PROBLEM TO WORK ON: Work out the number of lines in the listing that include the string "this". Reply with that number alone.

[start]

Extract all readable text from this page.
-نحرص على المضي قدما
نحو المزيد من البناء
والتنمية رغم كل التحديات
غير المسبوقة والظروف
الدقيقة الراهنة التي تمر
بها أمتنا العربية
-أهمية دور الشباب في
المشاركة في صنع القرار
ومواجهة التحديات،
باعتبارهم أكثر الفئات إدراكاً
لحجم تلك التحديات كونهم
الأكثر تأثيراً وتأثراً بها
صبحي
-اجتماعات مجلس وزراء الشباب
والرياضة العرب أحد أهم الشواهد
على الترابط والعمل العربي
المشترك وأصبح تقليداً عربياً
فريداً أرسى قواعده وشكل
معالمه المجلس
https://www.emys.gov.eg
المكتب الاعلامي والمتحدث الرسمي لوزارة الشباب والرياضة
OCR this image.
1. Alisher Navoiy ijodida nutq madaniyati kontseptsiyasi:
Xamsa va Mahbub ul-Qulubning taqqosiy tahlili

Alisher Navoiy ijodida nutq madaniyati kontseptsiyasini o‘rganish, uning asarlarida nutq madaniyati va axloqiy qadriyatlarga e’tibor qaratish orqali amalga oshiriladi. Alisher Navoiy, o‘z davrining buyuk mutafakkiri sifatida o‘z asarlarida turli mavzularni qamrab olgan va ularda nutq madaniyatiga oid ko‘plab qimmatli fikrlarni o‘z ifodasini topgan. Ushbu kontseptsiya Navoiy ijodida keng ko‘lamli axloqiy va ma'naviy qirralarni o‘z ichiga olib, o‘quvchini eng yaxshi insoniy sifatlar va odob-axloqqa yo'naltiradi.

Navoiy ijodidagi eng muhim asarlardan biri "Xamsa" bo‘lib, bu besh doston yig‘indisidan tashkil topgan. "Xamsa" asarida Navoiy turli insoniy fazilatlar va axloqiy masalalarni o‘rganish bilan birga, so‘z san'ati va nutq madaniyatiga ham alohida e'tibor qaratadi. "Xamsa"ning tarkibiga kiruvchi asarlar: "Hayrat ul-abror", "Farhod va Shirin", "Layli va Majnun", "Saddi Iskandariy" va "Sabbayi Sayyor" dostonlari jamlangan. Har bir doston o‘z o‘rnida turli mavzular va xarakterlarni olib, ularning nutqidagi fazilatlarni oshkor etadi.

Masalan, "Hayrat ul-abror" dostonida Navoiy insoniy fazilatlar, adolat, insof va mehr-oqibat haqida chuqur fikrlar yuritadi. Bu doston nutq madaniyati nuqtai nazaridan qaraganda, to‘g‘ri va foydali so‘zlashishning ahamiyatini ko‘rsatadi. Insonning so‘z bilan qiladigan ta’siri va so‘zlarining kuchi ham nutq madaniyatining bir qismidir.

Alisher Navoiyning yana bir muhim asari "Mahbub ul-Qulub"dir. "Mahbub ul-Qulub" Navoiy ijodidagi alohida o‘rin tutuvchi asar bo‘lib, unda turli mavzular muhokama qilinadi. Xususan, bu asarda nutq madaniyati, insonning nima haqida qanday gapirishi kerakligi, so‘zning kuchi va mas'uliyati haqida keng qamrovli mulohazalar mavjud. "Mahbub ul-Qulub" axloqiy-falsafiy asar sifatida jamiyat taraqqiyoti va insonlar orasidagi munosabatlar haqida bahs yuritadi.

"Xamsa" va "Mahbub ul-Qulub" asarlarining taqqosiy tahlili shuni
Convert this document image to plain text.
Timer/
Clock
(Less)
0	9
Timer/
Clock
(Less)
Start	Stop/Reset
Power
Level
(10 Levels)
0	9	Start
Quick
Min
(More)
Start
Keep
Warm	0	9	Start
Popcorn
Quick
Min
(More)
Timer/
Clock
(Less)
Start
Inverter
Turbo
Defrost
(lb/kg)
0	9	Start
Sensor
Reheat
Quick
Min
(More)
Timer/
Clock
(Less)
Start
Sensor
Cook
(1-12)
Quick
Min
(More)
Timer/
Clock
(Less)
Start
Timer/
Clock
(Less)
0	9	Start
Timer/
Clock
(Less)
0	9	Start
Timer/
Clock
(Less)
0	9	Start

[end]

EXERCISE SOLUTION: 3